* Start *

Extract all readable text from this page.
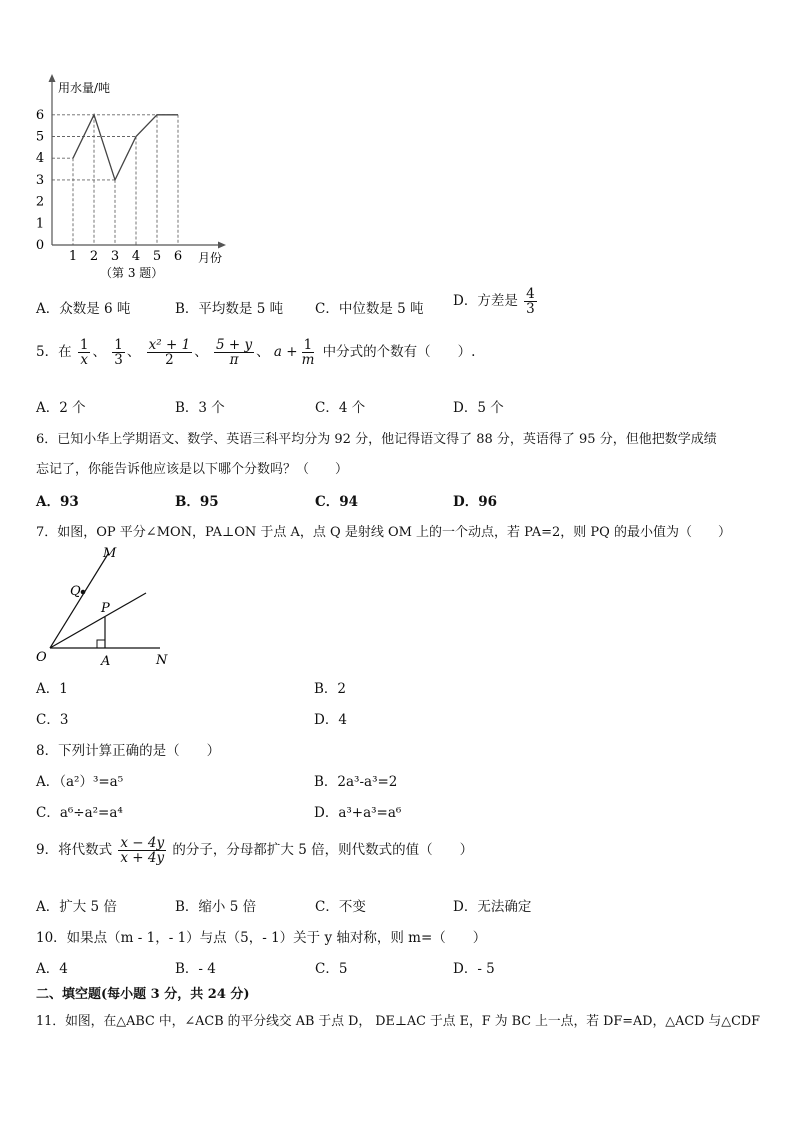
0
1
2
3
4
5
6
1 2 3 4 5 6
用水量/吨
月份
（第 3 题）
A．众数是 6 吨	B．平均数是 5 吨 C．中位数是 5 吨 D．方差是 $\frac{4}{3}$
5．在 $\frac{1}{x}$ 、 $\frac{1}{3}$ 、 $\frac{\text{x² + 1}}{2}$ 、 $\frac{5 + y}{\pi}$ 、 $a + \frac{1}{m}$ 中分式的个数有（　　）.
A．2 个	B．3 个	C．4 个	D．5 个
6．已知小华上学期语文、数学、英语三科平均分为 92 分，他记得语文得了 88 分，英语得了 95 分，但他把数学成绩
忘记了，你能告诉他应该是以下哪个分数吗？（　　）
A．93	B．95	C．94	D．96
7．如图，OP 平分∠MON，PA⊥ON 于点 A，点 Q 是射线 OM 上的一个动点，若 PA=2，则 PQ 的最小值为（　　）
M
Q
P
O	A	N
A．1	B．2
C．3	D．4
8．下列计算正确的是（　　）
A．（a²）³=a⁵	B．2a³-a³=2
C．a⁶÷a²=a⁴	D．a³+a³=a⁶
9．将代数式 $\frac{x - 4y}{x + 4y}$ 的分子，分母都扩大 5 倍，则代数式的值（　　）
A．扩大 5 倍	B．缩小 5 倍	C．不变	D．无法确定
10．如果点（m - 1，- 1）与点（5，- 1）关于 y 轴对称，则 m=（　　）
A．4	B．- 4	C．5	D．- 5
二、填空题(每小题 3 分，共 24 分)
11．如图，在△ABC 中，∠ACB 的平分线交 AB 于点 D， DE⊥AC 于点 E，F 为 BC 上一点，若 DF=AD，△ACD 与△CDF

* End *

--- SET EXERCISE ---
Quote the data exactly, leaving every image out of the copy.

--- RESULT OF THIS EXERCISE ---
Extract all readable text from this page.
0
1
2
3
4
5
6
1 2 3 4 5 6
用水量/吨
月份
（第 3 题）
A．众数是 6 吨	B．平均数是 5 吨 C．中位数是 5 吨 D．方差是 $\frac{4}{3}$
5．在 $\frac{1}{x}$ 、 $\frac{1}{3}$ 、 $\frac{\text{x² + 1}}{2}$ 、 $\frac{5 + y}{\pi}$ 、 $a + \frac{1}{m}$ 中分式的个数有（　　）.
A．2 个	B．3 个	C．4 个	D．5 个
6．已知小华上学期语文、数学、英语三科平均分为 92 分，他记得语文得了 88 分，英语得了 95 分，但他把数学成绩
忘记了，你能告诉他应该是以下哪个分数吗？（　　）
A．93	B．95	C．94	D．96
7．如图，OP 平分∠MON，PA⊥ON 于点 A，点 Q 是射线 OM 上的一个动点，若 PA=2，则 PQ 的最小值为（　　）
M
Q
P
O	A	N
A．1	B．2
C．3	D．4
8．下列计算正确的是（　　）
A．（a²）³=a⁵	B．2a³-a³=2
C．a⁶÷a²=a⁴	D．a³+a³=a⁶
9．将代数式 $\frac{x - 4y}{x + 4y}$ 的分子，分母都扩大 5 倍，则代数式的值（　　）
A．扩大 5 倍	B．缩小 5 倍	C．不变	D．无法确定
10．如果点（m - 1，- 1）与点（5，- 1）关于 y 轴对称，则 m=（　　）
A．4	B．- 4	C．5	D．- 5
二、填空题(每小题 3 分，共 24 分)
11．如图，在△ABC 中，∠ACB 的平分线交 AB 于点 D， DE⊥AC 于点 E，F 为 BC 上一点，若 DF=AD，△ACD 与△CDF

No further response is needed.